** Start GIVEN DATA **

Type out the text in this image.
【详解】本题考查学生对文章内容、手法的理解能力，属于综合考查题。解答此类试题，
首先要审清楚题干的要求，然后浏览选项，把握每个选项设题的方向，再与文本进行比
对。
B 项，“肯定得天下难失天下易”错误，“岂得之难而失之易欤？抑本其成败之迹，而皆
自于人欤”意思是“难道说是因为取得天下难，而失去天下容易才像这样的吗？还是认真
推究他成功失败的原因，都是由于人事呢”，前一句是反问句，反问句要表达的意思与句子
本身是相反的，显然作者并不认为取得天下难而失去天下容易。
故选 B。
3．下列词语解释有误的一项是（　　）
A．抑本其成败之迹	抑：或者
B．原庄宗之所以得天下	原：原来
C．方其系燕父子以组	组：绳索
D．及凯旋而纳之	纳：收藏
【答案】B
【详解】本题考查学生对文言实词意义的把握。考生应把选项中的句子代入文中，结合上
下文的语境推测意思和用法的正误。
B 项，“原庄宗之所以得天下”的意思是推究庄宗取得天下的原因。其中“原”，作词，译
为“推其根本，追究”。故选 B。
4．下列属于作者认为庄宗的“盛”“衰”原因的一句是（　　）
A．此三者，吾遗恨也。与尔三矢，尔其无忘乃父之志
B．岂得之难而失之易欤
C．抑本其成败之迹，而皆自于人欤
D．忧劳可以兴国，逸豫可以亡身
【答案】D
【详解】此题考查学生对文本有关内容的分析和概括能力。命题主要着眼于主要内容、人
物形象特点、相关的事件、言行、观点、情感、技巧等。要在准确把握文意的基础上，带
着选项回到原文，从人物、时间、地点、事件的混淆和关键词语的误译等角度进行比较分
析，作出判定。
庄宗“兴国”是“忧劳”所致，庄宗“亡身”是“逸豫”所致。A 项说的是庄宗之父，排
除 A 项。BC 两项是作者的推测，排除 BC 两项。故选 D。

** End GIVEN DATA **

TASK TO CARRY OUT:
Your task is to quote all of the data word for word.

THE REPLY:
Type out the text in this image.
【详解】本题考查学生对文章内容、手法的理解能力，属于综合考查题。解答此类试题，
首先要审清楚题干的要求，然后浏览选项，把握每个选项设题的方向，再与文本进行比
对。
B 项，“肯定得天下难失天下易”错误，“岂得之难而失之易欤？抑本其成败之迹，而皆
自于人欤”意思是“难道说是因为取得天下难，而失去天下容易才像这样的吗？还是认真
推究他成功失败的原因，都是由于人事呢”，前一句是反问句，反问句要表达的意思与句子
本身是相反的，显然作者并不认为取得天下难而失去天下容易。
故选 B。
3．下列词语解释有误的一项是（　　）
A．抑本其成败之迹	抑：或者
B．原庄宗之所以得天下	原：原来
C．方其系燕父子以组	组：绳索
D．及凯旋而纳之	纳：收藏
【答案】B
【详解】本题考查学生对文言实词意义的把握。考生应把选项中的句子代入文中，结合上
下文的语境推测意思和用法的正误。
B 项，“原庄宗之所以得天下”的意思是推究庄宗取得天下的原因。其中“原”，作词，译
为“推其根本，追究”。故选 B。
4．下列属于作者认为庄宗的“盛”“衰”原因的一句是（　　）
A．此三者，吾遗恨也。与尔三矢，尔其无忘乃父之志
B．岂得之难而失之易欤
C．抑本其成败之迹，而皆自于人欤
D．忧劳可以兴国，逸豫可以亡身
【答案】D
【详解】此题考查学生对文本有关内容的分析和概括能力。命题主要着眼于主要内容、人
物形象特点、相关的事件、言行、观点、情感、技巧等。要在准确把握文意的基础上，带
着选项回到原文，从人物、时间、地点、事件的混淆和关键词语的误译等角度进行比较分
析，作出判定。
庄宗“兴国”是“忧劳”所致，庄宗“亡身”是“逸豫”所致。A 项说的是庄宗之父，排
除 A 项。BC 两项是作者的推测，排除 BC 两项。故选 D。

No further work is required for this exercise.